■ SET PROBLEM:
Without the images, write out all of the following entries exactly.

■ RECORDED INFORMATION:
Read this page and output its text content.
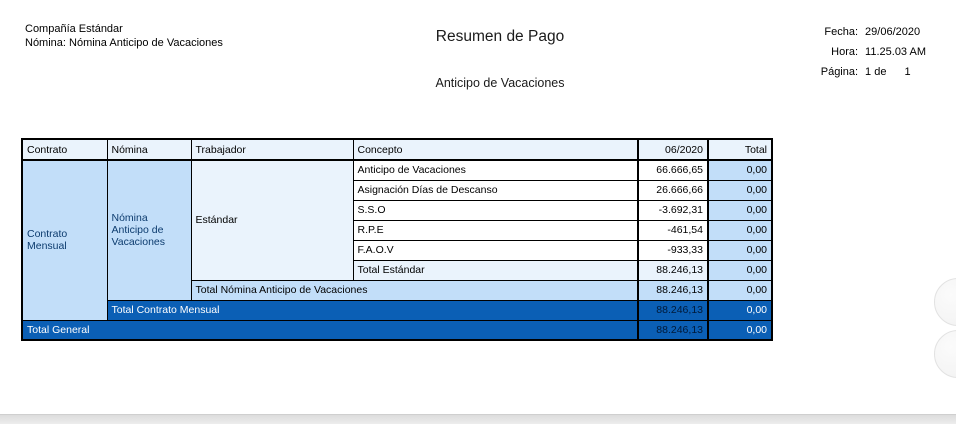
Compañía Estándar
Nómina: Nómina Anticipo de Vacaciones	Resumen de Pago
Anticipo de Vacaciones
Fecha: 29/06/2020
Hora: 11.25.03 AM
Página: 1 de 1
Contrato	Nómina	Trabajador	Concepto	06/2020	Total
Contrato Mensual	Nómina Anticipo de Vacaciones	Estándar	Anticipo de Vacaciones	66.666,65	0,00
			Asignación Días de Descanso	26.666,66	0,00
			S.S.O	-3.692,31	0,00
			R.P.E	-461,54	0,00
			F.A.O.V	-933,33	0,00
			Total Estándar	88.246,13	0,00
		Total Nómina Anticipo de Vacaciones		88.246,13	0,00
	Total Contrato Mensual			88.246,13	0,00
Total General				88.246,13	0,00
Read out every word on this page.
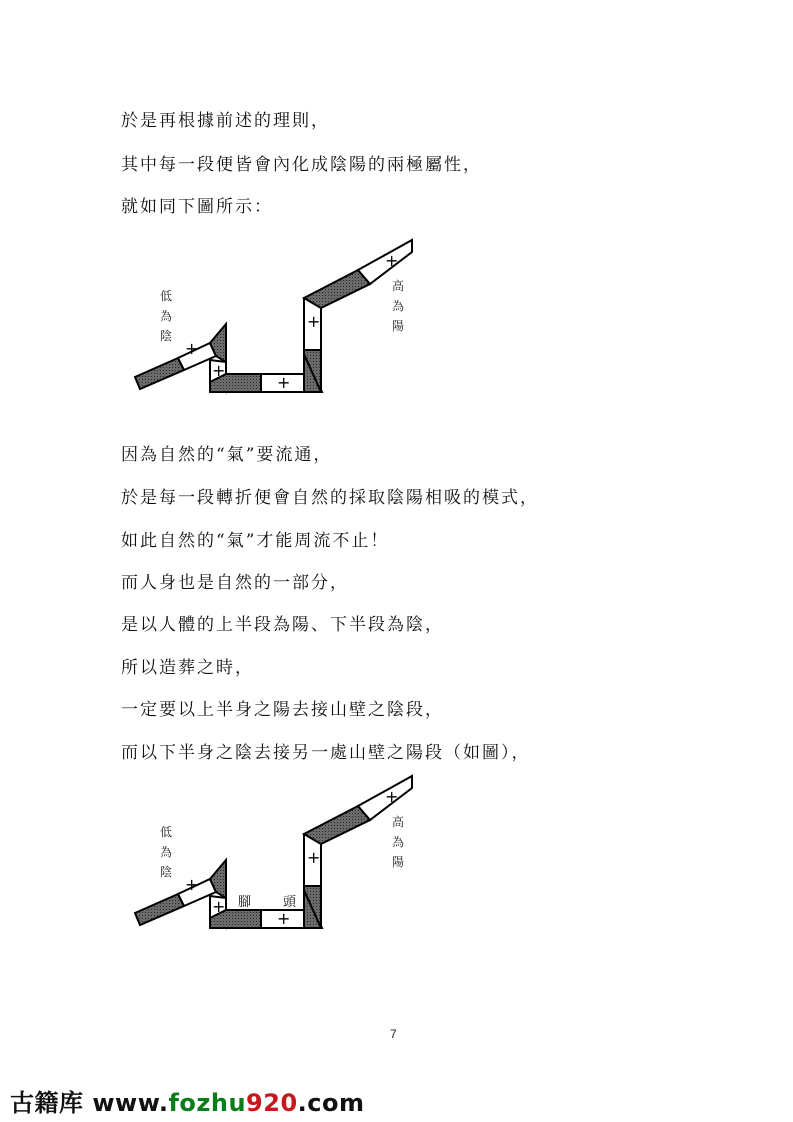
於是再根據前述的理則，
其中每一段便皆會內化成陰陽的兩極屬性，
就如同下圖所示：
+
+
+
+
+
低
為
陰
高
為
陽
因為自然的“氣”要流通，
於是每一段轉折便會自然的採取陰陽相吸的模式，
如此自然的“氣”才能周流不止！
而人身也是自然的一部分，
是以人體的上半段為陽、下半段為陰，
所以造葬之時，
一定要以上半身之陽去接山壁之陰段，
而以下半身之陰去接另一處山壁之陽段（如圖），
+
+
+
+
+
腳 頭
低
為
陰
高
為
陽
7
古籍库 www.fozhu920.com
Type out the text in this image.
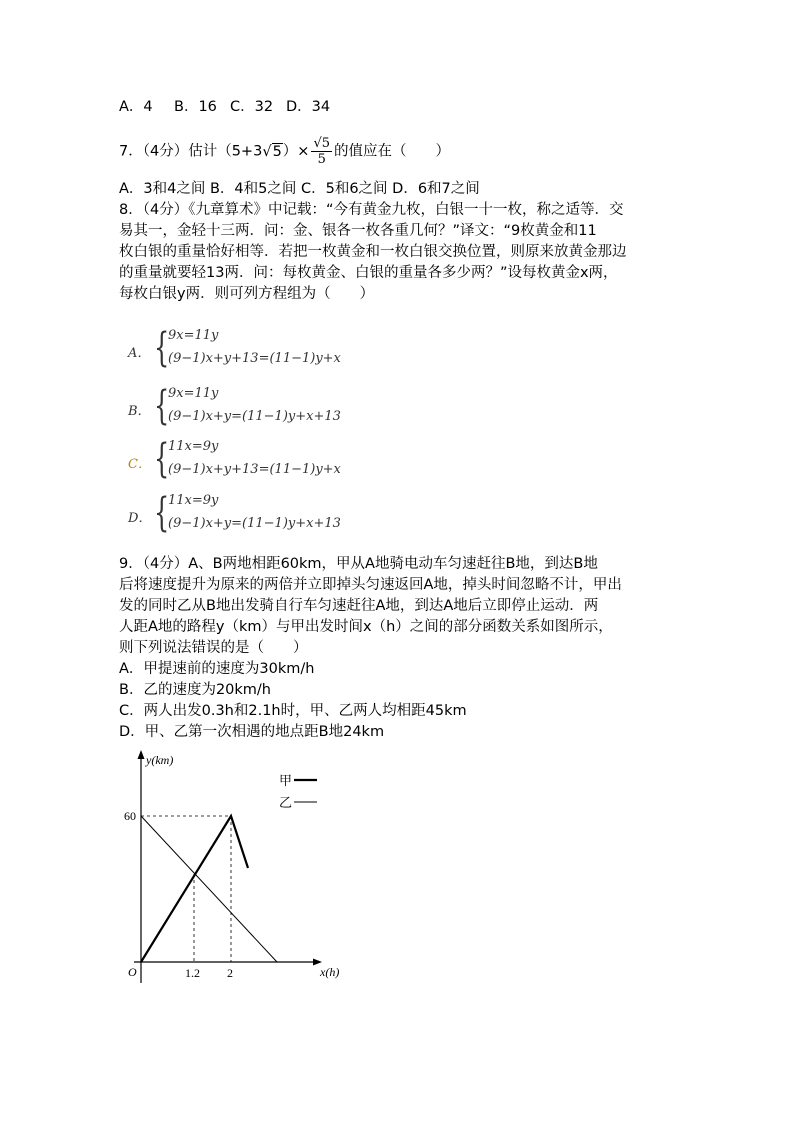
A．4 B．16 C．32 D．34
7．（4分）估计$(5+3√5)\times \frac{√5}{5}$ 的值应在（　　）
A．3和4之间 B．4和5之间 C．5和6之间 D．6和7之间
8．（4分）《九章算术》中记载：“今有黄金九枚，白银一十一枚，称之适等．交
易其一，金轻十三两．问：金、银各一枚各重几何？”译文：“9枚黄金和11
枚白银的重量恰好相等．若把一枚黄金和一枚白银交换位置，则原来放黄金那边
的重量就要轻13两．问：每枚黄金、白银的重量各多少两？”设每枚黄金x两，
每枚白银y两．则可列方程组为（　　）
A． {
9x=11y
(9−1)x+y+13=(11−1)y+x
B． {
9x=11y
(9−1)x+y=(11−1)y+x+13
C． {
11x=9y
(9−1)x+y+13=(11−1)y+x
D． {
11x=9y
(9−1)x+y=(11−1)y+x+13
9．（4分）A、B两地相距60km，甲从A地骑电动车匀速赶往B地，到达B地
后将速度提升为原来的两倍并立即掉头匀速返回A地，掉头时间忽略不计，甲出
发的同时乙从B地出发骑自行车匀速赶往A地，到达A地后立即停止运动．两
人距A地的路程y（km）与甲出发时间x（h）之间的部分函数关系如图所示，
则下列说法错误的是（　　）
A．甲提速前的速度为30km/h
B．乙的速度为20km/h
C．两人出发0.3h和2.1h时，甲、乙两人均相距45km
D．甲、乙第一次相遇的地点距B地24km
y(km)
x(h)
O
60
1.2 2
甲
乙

■ ANSWER BELOW:
Read this page and output its text content.
Compañía Estándar
Nómina: Nómina Anticipo de Vacaciones	Resumen de Pago
Anticipo de Vacaciones
Fecha: 29/06/2020
Hora: 11.25.03 AM
Página: 1 de 1
Contrato	Nómina	Trabajador	Concepto	06/2020	Total
Contrato Mensual	Nómina Anticipo de Vacaciones	Estándar	Anticipo de Vacaciones	66.666,65	0,00
			Asignación Días de Descanso	26.666,66	0,00
			S.S.O	-3.692,31	0,00
			R.P.E	-461,54	0,00
			F.A.O.V	-933,33	0,00
			Total Estándar	88.246,13	0,00
		Total Nómina Anticipo de Vacaciones		88.246,13	0,00
	Total Contrato Mensual			88.246,13	0,00
Total General				88.246,13	0,00
Read out every word on this page.
於是再根據前述的理則，
其中每一段便皆會內化成陰陽的兩極屬性，
就如同下圖所示：
+
+
+
+
+
低
為
陰
高
為
陽
因為自然的“氣”要流通，
於是每一段轉折便會自然的採取陰陽相吸的模式，
如此自然的“氣”才能周流不止！
而人身也是自然的一部分，
是以人體的上半段為陽、下半段為陰，
所以造葬之時，
一定要以上半身之陽去接山壁之陰段，
而以下半身之陰去接另一處山壁之陽段（如圖），
+
+
+
+
+
腳 頭
低
為
陰
高
為
陽
7
古籍库 www.fozhu920.com
Type out the text in this image.
A．4 B．16 C．32 D．34
7．（4分）估计$(5+3√5)\times \frac{√5}{5}$ 的值应在（　　）
A．3和4之间 B．4和5之间 C．5和6之间 D．6和7之间
8．（4分）《九章算术》中记载：“今有黄金九枚，白银一十一枚，称之适等．交
易其一，金轻十三两．问：金、银各一枚各重几何？”译文：“9枚黄金和11
枚白银的重量恰好相等．若把一枚黄金和一枚白银交换位置，则原来放黄金那边
的重量就要轻13两．问：每枚黄金、白银的重量各多少两？”设每枚黄金x两，
每枚白银y两．则可列方程组为（　　）
A． {
9x=11y
(9−1)x+y+13=(11−1)y+x
B． {
9x=11y
(9−1)x+y=(11−1)y+x+13
C． {
11x=9y
(9−1)x+y+13=(11−1)y+x
D． {
11x=9y
(9−1)x+y=(11−1)y+x+13
9．（4分）A、B两地相距60km，甲从A地骑电动车匀速赶往B地，到达B地
后将速度提升为原来的两倍并立即掉头匀速返回A地，掉头时间忽略不计，甲出
发的同时乙从B地出发骑自行车匀速赶往A地，到达A地后立即停止运动．两
人距A地的路程y（km）与甲出发时间x（h）之间的部分函数关系如图所示，
则下列说法错误的是（　　）
A．甲提速前的速度为30km/h
B．乙的速度为20km/h
C．两人出发0.3h和2.1h时，甲、乙两人均相距45km
D．甲、乙第一次相遇的地点距B地24km
y(km)
x(h)
O
60
1.2 2
甲
乙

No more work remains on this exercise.